┌──
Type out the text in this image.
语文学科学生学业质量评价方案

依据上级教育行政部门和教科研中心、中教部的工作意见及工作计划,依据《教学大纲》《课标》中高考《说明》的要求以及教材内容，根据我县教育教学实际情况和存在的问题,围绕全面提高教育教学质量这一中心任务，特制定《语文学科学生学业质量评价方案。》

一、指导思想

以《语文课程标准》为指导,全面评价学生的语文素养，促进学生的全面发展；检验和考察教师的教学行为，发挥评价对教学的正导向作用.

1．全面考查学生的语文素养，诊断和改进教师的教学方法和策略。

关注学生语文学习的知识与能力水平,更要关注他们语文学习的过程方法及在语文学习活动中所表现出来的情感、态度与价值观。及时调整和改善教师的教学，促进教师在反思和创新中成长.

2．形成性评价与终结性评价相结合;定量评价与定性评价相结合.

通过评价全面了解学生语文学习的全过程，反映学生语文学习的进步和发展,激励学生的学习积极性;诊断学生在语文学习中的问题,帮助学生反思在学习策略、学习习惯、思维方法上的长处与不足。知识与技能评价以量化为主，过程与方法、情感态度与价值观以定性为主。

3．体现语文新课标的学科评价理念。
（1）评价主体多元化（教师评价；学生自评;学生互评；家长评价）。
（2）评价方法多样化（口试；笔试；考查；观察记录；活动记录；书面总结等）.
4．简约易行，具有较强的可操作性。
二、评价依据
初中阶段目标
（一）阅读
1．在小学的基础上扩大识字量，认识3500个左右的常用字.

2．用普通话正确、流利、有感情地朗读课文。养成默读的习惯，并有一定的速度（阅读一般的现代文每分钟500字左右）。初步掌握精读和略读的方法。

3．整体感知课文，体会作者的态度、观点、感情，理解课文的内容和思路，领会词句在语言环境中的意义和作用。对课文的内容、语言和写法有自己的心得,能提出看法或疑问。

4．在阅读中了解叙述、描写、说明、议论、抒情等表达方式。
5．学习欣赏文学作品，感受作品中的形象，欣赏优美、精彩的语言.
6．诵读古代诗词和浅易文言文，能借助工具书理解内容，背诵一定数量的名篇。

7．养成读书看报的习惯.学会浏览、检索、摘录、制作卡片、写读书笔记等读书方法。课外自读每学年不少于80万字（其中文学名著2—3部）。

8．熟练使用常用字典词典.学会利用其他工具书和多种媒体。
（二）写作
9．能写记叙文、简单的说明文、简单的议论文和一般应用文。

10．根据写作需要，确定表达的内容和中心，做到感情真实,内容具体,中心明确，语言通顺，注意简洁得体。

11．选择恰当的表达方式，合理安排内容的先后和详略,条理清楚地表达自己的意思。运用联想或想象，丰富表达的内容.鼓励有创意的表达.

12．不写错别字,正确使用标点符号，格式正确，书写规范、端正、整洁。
└──
WHAT NEEDS TO BE DONE = Pull out each line of the entries that contains "语文学科学生学业质量评价方案".

OUTPUT OF THE EXERCISE =
语文学科学生学业质量评价方案
依据上级教育行政部门和教科研中心、中教部的工作意见及工作计划,依据《教学大纲》《课标》中高考《说明》的要求以及教材内容，根据我县教育教学实际情况和存在的问题,围绕全面提高教育教学质量这一中心任务，特制定《语文学科学生学业质量评价方案。》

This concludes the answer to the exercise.